### Requirements
Show every line that has the string "Finland" in it.

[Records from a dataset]
++++

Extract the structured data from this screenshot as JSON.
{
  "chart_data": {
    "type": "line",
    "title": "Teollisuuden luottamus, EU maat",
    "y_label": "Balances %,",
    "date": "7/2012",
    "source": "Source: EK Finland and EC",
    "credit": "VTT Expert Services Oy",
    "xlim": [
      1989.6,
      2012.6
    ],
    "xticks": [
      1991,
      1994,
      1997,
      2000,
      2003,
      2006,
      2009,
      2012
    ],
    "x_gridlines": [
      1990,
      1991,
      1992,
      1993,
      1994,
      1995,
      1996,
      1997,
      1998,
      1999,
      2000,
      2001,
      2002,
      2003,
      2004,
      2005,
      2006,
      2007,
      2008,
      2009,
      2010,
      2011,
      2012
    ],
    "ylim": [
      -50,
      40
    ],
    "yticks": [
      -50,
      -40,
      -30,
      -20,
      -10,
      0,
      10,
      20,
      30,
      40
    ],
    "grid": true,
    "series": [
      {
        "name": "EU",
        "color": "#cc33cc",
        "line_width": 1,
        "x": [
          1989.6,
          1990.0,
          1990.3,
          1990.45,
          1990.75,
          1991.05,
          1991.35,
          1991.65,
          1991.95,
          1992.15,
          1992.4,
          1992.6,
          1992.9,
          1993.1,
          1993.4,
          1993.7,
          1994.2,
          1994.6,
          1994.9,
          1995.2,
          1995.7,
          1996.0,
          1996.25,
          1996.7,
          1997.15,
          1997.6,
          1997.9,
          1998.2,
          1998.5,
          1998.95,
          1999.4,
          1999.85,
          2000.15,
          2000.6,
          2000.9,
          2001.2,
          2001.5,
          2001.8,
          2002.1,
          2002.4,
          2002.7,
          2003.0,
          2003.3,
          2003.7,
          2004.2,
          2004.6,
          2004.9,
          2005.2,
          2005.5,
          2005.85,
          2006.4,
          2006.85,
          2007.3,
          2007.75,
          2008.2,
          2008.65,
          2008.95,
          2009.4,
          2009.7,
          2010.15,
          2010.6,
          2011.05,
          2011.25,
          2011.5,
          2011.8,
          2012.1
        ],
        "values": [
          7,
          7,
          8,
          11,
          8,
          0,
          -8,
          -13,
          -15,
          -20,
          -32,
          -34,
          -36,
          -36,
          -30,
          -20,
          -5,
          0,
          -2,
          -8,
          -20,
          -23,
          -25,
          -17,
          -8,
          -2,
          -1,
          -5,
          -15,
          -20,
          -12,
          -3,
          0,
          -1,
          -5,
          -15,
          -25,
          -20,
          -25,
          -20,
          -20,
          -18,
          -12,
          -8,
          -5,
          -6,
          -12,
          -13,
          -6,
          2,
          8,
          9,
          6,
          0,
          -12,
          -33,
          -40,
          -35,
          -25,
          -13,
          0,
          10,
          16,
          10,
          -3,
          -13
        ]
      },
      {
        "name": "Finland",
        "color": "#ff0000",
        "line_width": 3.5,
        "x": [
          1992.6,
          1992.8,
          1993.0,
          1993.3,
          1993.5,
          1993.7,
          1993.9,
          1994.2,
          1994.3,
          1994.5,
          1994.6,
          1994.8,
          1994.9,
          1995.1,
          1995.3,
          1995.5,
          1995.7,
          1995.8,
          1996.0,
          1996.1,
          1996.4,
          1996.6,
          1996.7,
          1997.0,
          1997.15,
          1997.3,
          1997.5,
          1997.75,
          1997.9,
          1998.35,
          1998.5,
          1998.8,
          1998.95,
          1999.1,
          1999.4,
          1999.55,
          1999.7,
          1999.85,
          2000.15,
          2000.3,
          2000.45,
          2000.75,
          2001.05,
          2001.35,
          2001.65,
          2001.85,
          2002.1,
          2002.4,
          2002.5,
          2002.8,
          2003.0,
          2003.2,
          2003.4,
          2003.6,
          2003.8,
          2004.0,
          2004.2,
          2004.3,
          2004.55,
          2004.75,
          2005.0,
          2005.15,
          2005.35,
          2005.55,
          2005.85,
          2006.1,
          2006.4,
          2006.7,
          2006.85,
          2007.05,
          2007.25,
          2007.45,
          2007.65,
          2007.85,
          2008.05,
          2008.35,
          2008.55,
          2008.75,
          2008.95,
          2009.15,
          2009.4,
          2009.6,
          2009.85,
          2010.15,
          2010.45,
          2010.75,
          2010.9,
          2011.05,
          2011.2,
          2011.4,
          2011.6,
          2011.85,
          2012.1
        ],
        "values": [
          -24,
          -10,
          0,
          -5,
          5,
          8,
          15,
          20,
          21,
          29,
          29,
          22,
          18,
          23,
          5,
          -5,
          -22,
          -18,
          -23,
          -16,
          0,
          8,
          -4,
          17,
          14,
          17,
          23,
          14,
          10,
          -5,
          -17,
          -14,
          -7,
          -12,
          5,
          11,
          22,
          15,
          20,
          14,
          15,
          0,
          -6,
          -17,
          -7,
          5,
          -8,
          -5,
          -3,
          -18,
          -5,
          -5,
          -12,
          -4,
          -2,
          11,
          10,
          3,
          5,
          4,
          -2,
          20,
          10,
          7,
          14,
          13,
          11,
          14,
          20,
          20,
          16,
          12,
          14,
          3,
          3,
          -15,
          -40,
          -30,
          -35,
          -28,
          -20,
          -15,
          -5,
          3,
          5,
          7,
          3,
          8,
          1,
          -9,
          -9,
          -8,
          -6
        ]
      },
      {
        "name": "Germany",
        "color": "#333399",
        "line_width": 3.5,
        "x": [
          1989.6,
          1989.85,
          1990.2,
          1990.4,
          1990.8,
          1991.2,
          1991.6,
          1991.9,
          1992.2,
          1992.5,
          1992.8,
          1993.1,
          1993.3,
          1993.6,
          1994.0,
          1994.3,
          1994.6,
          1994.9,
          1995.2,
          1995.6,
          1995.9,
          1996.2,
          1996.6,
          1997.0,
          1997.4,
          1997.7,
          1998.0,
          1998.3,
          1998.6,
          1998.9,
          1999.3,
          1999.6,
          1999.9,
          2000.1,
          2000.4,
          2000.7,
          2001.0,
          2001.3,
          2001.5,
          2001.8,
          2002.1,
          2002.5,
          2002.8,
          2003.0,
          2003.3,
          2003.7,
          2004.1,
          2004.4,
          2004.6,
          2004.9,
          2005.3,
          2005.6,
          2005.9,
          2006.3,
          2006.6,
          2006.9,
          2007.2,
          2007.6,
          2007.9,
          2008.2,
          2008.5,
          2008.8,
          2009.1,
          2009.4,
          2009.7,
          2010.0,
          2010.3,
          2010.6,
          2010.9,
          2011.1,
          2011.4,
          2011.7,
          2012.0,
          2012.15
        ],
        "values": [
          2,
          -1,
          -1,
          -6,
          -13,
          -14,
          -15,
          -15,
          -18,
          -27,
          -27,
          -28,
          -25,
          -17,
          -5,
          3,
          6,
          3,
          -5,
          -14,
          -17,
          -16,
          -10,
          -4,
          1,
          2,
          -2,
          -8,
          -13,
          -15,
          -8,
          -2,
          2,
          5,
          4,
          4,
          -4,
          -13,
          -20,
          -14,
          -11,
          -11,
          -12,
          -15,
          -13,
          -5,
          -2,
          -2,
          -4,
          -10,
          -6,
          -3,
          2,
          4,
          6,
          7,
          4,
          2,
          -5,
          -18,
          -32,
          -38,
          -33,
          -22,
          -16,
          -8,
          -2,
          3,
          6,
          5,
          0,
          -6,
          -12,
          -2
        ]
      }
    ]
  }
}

++++

### Response
    "source": "Source: EK Finland and EC",
        "name": "Finland",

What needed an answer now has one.